# seg_seg v0.1.1 SegSeg

Calculates the type of relationship between two line segments AB and CD and the location of intersection (if applicable).

# Link to this section Summary

## Functions

Returns a tuple representing the segment-segment intersectoin with three elements

# Link to this section Types

`intersection_result() :: {boolean, intersection_type, point | nil}`
`intersection_type() :: :interior | :disjoint | :edge | :vertex`
`point() :: {number, number}`

# Link to this section Functions

Link to this function intersection(a, b, c, d)

• **Supplied material**:
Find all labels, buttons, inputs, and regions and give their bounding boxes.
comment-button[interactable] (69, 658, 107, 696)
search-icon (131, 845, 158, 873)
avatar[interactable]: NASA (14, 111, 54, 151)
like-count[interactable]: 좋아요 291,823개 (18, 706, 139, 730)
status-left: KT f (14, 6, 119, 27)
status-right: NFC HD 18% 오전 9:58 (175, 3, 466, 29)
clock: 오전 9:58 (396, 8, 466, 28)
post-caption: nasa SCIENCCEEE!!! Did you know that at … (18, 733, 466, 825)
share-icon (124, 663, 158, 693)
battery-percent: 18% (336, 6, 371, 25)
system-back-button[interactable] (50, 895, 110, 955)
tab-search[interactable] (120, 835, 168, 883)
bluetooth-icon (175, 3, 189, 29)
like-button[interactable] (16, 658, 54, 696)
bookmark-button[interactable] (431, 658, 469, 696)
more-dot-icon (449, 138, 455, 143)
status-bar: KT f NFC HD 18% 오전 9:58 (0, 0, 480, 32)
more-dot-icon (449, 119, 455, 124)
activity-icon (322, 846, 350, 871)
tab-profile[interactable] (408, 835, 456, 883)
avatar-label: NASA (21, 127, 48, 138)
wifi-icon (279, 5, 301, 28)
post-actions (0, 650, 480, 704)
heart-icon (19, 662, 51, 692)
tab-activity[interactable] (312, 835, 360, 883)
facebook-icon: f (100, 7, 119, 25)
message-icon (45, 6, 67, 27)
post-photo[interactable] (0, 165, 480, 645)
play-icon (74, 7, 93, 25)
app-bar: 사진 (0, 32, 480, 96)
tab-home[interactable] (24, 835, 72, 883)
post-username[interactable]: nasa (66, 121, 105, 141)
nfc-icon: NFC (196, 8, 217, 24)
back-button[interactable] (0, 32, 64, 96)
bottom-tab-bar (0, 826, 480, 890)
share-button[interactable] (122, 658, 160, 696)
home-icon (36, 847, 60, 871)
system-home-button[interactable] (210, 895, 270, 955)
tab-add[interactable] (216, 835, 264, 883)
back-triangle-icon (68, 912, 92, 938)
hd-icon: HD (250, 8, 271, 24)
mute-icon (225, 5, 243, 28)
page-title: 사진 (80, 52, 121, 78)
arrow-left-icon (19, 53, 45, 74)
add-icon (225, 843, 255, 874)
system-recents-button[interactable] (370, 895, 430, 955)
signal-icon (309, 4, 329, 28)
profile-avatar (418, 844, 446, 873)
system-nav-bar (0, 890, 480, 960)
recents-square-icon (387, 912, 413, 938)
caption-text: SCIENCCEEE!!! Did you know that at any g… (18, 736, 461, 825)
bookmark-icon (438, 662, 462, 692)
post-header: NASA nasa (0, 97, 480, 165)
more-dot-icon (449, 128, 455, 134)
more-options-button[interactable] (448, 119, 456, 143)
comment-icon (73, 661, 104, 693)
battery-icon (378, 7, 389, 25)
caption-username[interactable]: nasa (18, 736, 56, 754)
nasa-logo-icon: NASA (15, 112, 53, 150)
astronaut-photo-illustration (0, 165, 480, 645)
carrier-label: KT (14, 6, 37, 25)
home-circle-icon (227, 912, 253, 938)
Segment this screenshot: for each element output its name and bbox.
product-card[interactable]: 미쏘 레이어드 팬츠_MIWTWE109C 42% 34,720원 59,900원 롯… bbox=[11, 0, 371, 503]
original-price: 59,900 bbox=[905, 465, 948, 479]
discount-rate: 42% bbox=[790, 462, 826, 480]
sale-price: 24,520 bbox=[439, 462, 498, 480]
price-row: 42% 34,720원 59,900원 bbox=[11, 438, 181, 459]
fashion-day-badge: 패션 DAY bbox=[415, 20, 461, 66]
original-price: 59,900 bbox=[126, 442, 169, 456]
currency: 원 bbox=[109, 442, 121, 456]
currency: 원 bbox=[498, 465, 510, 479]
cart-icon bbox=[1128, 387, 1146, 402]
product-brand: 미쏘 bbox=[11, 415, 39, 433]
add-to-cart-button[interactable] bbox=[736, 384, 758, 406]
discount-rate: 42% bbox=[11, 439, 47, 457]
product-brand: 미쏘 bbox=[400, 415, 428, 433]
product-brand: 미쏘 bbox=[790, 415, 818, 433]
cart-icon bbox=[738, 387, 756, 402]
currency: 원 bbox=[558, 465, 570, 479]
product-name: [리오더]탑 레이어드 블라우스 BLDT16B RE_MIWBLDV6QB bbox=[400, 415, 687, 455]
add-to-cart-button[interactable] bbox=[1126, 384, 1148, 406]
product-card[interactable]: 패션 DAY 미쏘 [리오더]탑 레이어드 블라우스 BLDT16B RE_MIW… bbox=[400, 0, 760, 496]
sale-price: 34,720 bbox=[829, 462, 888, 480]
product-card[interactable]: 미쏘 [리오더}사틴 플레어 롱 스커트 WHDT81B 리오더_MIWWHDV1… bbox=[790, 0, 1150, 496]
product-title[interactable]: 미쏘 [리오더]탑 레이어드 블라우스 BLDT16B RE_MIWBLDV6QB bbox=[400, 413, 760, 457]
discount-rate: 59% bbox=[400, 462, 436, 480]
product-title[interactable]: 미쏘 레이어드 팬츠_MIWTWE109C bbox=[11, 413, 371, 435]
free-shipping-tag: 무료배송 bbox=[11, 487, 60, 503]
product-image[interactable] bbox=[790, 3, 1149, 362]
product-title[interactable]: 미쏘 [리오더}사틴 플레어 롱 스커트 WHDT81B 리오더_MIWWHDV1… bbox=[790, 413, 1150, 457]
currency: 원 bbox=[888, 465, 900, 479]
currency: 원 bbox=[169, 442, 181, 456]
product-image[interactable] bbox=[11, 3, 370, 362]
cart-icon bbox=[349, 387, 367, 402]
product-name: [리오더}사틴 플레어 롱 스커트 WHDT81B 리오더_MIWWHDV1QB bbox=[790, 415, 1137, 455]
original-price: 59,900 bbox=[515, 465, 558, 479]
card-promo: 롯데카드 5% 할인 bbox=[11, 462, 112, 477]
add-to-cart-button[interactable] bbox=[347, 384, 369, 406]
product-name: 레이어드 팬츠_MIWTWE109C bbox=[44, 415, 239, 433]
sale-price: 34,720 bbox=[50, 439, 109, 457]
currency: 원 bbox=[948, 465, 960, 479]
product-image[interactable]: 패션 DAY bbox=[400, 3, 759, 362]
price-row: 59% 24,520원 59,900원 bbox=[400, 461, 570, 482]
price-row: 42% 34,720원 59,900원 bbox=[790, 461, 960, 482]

• **Directions**: Pick up the SegSeg documentation after its last line, the heading for intersection(a, b, c, d), and write what follows.

• **Result for this task**:
`intersection(point, point, point, point) :: intersection_result`

Returns a tuple representing the segment-segment intersectoin with three elements:

1. Boolean `true` if the two segments intersect at all, `false` if they are disjoint
2. An atom representing the classification of the intersection:

• `:interior` - the segments intersect at a point that is interior to both
• `:vertex` - the segments intersect at an endpoint of one or both segments
• `:edge` - the segments are parallel, collinear, and overlap for some non-zero length
• `:disjoint` - no intersection exists between the two segments
3. A tuple `{x, y}` representing the point of intersection if the intersection is classified as `:interior` or `:vertex`, otherwise `nil`.

## Examples

``````iex> SegSeg.intersection({2, -3}, {4, -1}, {2, -1}, {4, -3})
{true, :interior, {3.0, -2.0}}
iex> SegSeg.intersection({-1, 3}, {2, 4}, {-1, 4}, {-1, 5})
{false, :disjoint, nil}
iex> SegSeg.intersection({-1, 0}, {0, 2}, {0, 2}, {1, -1})
{true, :vertex, {0, 2}}
iex> SegSeg.intersection({-1, 0}, {0, 2}, {1, 4}, {-1, 0})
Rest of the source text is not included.